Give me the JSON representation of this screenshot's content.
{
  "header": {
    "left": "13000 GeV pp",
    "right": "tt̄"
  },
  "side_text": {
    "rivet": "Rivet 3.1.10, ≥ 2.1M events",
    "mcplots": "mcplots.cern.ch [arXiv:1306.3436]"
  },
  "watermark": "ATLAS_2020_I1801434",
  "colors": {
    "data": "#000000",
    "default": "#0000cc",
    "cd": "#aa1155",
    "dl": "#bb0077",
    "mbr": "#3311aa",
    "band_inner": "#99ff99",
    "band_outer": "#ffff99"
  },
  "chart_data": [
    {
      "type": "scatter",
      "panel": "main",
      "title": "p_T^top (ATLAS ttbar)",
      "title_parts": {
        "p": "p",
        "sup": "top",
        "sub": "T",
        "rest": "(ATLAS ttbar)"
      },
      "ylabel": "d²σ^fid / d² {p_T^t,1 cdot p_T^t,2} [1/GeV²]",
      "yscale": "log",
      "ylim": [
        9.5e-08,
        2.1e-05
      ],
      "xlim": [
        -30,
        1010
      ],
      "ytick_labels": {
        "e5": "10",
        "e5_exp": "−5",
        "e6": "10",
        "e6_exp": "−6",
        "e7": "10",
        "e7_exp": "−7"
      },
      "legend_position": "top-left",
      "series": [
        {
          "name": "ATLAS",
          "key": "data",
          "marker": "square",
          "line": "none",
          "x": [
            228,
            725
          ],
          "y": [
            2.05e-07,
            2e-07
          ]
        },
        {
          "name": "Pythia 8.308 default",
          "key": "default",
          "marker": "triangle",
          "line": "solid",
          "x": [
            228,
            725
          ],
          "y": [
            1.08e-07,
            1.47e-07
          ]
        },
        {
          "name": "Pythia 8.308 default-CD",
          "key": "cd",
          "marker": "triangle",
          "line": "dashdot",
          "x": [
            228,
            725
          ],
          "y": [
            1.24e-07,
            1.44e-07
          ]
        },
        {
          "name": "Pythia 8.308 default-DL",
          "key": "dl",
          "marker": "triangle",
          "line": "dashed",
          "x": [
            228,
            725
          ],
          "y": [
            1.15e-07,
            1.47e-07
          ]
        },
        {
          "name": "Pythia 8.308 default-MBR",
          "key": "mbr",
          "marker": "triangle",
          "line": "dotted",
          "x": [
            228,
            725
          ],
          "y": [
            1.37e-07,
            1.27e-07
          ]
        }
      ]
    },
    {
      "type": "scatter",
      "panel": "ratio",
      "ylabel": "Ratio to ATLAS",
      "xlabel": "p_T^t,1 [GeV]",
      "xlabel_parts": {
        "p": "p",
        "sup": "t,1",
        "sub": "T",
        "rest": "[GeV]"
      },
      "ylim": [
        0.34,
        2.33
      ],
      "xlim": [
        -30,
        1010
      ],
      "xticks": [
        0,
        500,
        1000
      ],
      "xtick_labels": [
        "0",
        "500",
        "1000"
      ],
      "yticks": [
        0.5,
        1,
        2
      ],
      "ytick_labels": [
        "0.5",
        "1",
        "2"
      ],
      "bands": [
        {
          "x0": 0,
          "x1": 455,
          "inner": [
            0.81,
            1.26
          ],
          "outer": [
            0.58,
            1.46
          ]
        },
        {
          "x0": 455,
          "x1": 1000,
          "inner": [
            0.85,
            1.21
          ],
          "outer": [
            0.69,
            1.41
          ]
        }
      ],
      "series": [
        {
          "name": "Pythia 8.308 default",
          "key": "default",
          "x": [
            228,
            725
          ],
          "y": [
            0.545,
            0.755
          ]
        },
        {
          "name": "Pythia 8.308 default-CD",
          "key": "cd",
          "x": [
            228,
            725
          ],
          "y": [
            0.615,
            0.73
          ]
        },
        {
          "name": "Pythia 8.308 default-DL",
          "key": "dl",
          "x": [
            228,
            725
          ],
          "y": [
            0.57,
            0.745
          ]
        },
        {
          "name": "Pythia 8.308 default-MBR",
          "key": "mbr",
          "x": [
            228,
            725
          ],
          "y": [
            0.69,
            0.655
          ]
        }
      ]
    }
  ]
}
****
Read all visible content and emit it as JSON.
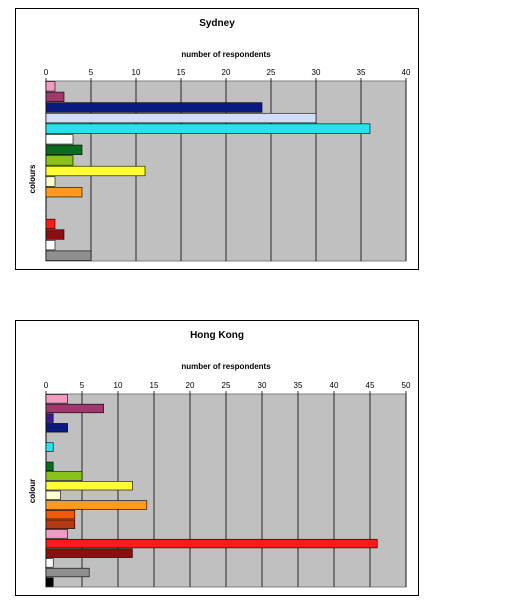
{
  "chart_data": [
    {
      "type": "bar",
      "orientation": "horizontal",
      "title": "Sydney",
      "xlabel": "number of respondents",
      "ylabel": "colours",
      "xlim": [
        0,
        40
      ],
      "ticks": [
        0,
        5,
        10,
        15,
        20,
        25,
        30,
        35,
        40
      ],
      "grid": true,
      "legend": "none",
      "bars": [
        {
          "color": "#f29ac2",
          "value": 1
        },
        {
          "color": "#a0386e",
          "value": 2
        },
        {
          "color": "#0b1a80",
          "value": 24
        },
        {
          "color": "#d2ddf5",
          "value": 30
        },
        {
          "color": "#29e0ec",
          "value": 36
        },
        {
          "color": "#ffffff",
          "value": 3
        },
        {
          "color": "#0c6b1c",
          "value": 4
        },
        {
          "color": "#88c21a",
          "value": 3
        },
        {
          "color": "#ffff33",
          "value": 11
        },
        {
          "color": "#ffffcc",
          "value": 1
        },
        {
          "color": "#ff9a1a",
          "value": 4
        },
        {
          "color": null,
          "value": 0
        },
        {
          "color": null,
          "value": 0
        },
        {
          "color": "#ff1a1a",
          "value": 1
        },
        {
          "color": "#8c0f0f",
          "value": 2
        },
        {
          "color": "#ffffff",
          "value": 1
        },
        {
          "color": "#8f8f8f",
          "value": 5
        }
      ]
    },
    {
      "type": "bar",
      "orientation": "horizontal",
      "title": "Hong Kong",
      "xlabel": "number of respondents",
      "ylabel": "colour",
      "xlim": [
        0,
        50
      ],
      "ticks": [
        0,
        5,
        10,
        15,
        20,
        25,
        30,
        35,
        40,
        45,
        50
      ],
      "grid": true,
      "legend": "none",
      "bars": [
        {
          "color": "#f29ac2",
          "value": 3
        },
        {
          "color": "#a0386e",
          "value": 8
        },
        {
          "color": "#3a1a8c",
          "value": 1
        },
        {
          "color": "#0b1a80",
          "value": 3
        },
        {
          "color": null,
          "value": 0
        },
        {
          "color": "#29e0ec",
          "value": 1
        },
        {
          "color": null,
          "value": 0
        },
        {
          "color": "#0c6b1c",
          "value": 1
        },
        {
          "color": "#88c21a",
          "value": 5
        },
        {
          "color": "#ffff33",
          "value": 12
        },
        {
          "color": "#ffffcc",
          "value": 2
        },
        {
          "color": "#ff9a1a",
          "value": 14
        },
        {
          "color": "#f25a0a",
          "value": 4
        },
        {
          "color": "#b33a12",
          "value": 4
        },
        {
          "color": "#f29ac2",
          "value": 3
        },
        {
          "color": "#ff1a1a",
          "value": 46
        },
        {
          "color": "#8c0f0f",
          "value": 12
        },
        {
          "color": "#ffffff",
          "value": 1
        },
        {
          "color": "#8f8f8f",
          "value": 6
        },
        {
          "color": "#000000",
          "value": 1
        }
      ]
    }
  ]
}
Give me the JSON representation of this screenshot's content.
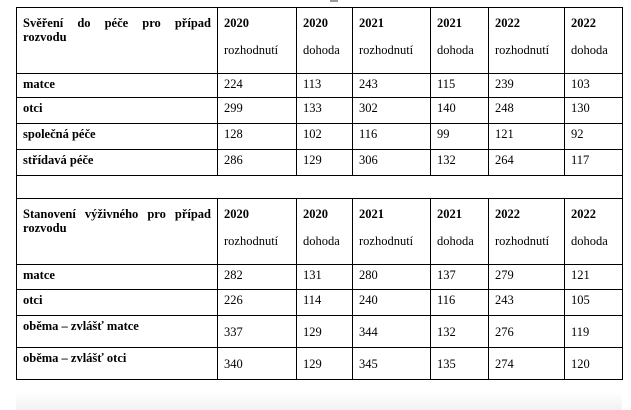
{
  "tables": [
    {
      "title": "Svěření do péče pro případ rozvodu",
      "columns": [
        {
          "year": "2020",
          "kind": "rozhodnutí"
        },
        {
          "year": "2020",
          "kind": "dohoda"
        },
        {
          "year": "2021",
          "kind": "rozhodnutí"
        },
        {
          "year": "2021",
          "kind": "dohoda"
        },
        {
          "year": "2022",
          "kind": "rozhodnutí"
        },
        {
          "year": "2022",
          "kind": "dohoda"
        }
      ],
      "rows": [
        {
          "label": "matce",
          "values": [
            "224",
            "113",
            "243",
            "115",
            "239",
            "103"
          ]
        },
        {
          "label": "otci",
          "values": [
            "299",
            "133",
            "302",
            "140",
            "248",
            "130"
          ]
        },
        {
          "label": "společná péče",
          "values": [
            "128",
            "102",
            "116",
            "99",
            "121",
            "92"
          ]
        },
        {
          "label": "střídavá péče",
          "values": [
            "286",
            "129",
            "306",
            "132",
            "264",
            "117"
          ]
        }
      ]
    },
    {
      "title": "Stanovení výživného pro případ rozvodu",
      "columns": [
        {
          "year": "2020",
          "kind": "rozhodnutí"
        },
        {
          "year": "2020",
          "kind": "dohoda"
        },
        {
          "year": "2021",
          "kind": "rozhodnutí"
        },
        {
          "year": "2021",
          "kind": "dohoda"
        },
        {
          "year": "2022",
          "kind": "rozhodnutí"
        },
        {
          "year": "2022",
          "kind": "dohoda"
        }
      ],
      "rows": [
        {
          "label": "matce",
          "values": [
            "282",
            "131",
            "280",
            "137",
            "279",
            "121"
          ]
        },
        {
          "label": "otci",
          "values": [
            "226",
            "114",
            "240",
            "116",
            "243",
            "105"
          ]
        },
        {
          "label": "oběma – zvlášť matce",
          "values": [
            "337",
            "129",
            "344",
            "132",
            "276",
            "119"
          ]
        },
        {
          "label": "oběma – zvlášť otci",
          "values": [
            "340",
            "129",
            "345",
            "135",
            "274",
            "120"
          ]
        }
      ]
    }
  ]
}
****
* _TASK PROMPT_
Go through the records. Copy each line where "ylabel" appears.

* _REPLY TO THE EXERCISE_
      "ylabel": "d²σ^fid / d² {p_T^t,1 cdot p_T^t,2} [1/GeV²]",
      "ylabel": "Ratio to ATLAS",
      "ylabel": "colours",
      "ylabel": "colour",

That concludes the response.